> _QUOTED TEXT_
════════════════

Hawking and Mlodinow summarize: Spontaneous creation is the reason there is something rather than nothing, why the universe exist, why we exist. It is not necessary to invoke God to light the blue touch paper and set the universe going and The fact that we human beings - who are ourselves mere collections of fundamental particles of nature – have been able to come this close to an understanding of the laws governing us and our universe is a great triumph. But perhaps the true miracle is that abstract considerations of logic lead to a unique theory that predicts and describes a vast universe full of the amazing variety that we see.

Today I read in Murphy's Law Calendar: There are some things that are impossible to know - but it is impossible to know these things. Now I think I am more than ready to read Küng's book about what he believes!

1 comment:

  1. In "The Grand Design" Hawking says that we are somewhat like goldfish in a curved fishbowl. Our perceptions are limited and warped by the kind of lenses we see through, “the interpretive structure of our human brains.” Albert Einstein rejected this subjective approach, common to much of quantum mechanics, but did admit that our view of reality is distorted.

════════════════

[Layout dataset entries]
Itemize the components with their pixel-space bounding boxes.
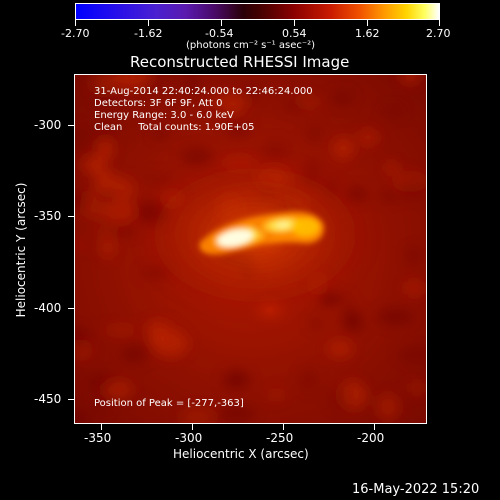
x-tick-label: -200 (357, 431, 385, 445)
observation-info: 31-Aug-2014 22:40:24.000 to 22:46:24.000… (94, 86, 313, 134)
colorbar-tick-label: -2.70 (61, 27, 90, 40)
x-tick-label: -250 (266, 431, 294, 445)
colorbar-unit-label: (photons cm⁻² s⁻¹ asec⁻²) (186, 40, 316, 51)
rhessi-image: 31-Aug-2014 22:40:24.000 to 22:46:24.000… (74, 74, 427, 424)
y-axis-label: Heliocentric Y (arcsec) (14, 182, 28, 318)
colorbar-tick-label: -0.54 (205, 27, 234, 40)
clean-counts: Clean Total counts: 1.90E+05 (94, 122, 255, 133)
colorbar-tick-label: 1.62 (355, 27, 380, 40)
peak-position: Position of Peak = [-277,-363] (94, 398, 244, 409)
colorbar-tick-label: 0.54 (282, 27, 307, 40)
x-tick-label: -350 (84, 431, 112, 445)
colorbar-tick-label: 2.70 (426, 27, 451, 40)
colorbar (75, 3, 440, 20)
time-range: 31-Aug-2014 22:40:24.000 to 22:46:24.000 (94, 86, 313, 97)
timestamp: 16-May-2022 15:20 (352, 482, 480, 497)
y-tick-label: -350 (34, 209, 62, 223)
y-tick-label: -450 (34, 392, 62, 406)
image-title: Reconstructed RHESSI Image (130, 53, 350, 71)
flare-source (199, 211, 324, 255)
detectors-info: Detectors: 3F 6F 9F, Att 0 (94, 98, 223, 109)
y-tick-label: -300 (34, 118, 62, 132)
colorbar-tick-label: -1.62 (134, 27, 163, 40)
y-tick-label: -400 (34, 301, 62, 315)
x-tick-label: -300 (175, 431, 203, 445)
image-canvas (75, 75, 426, 423)
x-axis-label: Heliocentric X (arcsec) (173, 447, 309, 461)
energy-range: Energy Range: 3.0 - 6.0 keV (94, 110, 234, 121)
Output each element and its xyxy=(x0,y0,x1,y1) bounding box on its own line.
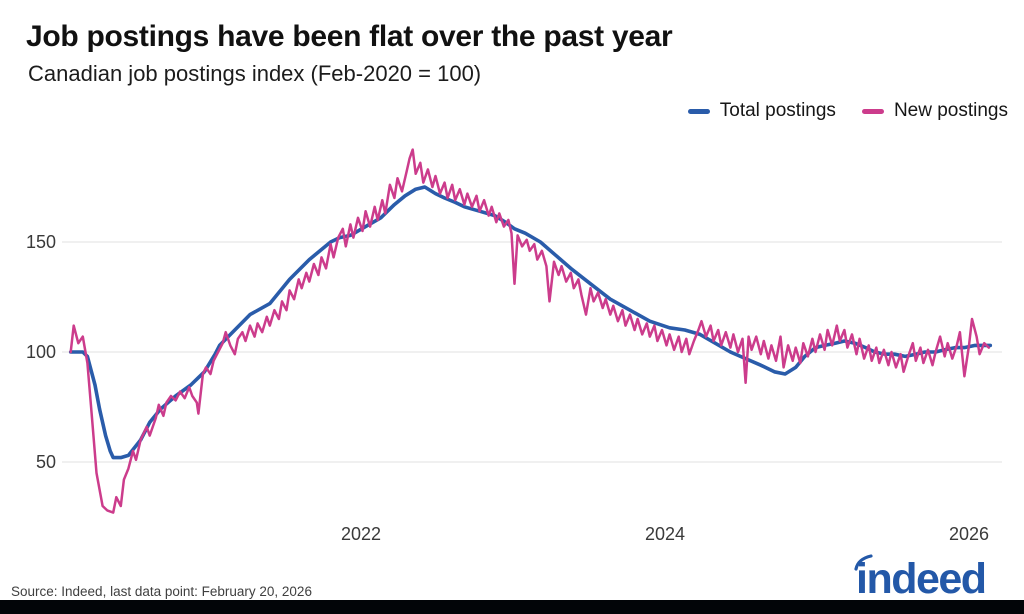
bottom-brand-bar xyxy=(0,600,1024,614)
x-tick-label-2022: 2022 xyxy=(341,524,381,544)
legend-label-new-postings: New postings xyxy=(893,100,1008,121)
indeed-logo-text: indeed xyxy=(856,555,986,598)
indeed-logo: indeed xyxy=(854,554,987,598)
chart-title: Job postings have been flat over the pas… xyxy=(26,20,673,53)
total-postings-line xyxy=(68,185,993,460)
legend-label-total-postings: Total postings xyxy=(719,100,836,121)
new-postings-line-marker-icon xyxy=(861,108,884,114)
legend-item-new-postings: New postings xyxy=(861,100,1008,122)
new-postings-line xyxy=(69,148,991,514)
x-tick-label-2026: 2026 xyxy=(949,524,989,544)
total-postings-line-marker-icon xyxy=(687,108,710,114)
y-tick-label-150: 150 xyxy=(26,232,56,252)
y-tick-label-50: 50 xyxy=(36,452,56,472)
legend-item-total-postings: Total postings xyxy=(687,100,836,122)
source-note: Source: Indeed, last data point: Februar… xyxy=(11,584,312,599)
y-tick-label-100: 100 xyxy=(26,342,56,362)
chart-subtitle: Canadian job postings index (Feb-2020 = … xyxy=(28,61,482,86)
legend: Total postings New postings xyxy=(687,100,1008,122)
indeed-logo-swoosh-icon xyxy=(854,554,873,571)
x-tick-label-2024: 2024 xyxy=(645,524,685,544)
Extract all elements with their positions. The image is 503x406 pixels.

════════════════

> _EXERCISE SET_
1. Restate the paragraph that opens "In "The Grand Design" Hawking says" from the post about Hawking and Mlodinow in fewer words, keeping its main facts.
2. From the listing, duplicate the part that opens with the line containing "bottom-brand-bar xyxy=(0,600,1024,614)" and closes with the line containing "indeed-logo-swoosh-icon xyxy=(854,554,873,571)".

> _SOLUTIONS PER TASK_
1. In "The Grand Design," Hawking compares us to goldfish in a curved fishbowl: our perceptions are limited and warped by "the interpretive structure of our human brains." Albert Einstein rejected this subjective approach, common in quantum mechanics, but admitted that our view of reality is distorted.

2.
bottom-brand-bar xyxy=(0,600,1024,614)
x-tick-label-2022: 2022 xyxy=(341,524,381,544)
legend-label-new-postings: New postings xyxy=(893,100,1008,121)
indeed-logo-text: indeed xyxy=(856,555,986,598)
indeed-logo: indeed xyxy=(854,554,987,598)
chart-title: Job postings have been flat over the pas… xyxy=(26,20,673,53)
total-postings-line xyxy=(68,185,993,460)
legend-label-total-postings: Total postings xyxy=(719,100,836,121)
new-postings-line-marker-icon xyxy=(861,108,884,114)
legend-item-new-postings: New postings xyxy=(861,100,1008,122)
new-postings-line xyxy=(69,148,991,514)
x-tick-label-2026: 2026 xyxy=(949,524,989,544)
total-postings-line-marker-icon xyxy=(687,108,710,114)
y-tick-label-150: 150 xyxy=(26,232,56,252)
y-tick-label-50: 50 xyxy=(36,452,56,472)
legend-item-total-postings: Total postings xyxy=(687,100,836,122)
source-note: Source: Indeed, last data point: Februar… xyxy=(11,584,312,599)
y-tick-label-100: 100 xyxy=(26,342,56,362)
chart-subtitle: Canadian job postings index (Feb-2020 = … xyxy=(28,61,482,86)
legend: Total postings New postings xyxy=(687,100,1008,122)
indeed-logo-swoosh-icon xyxy=(854,554,873,571)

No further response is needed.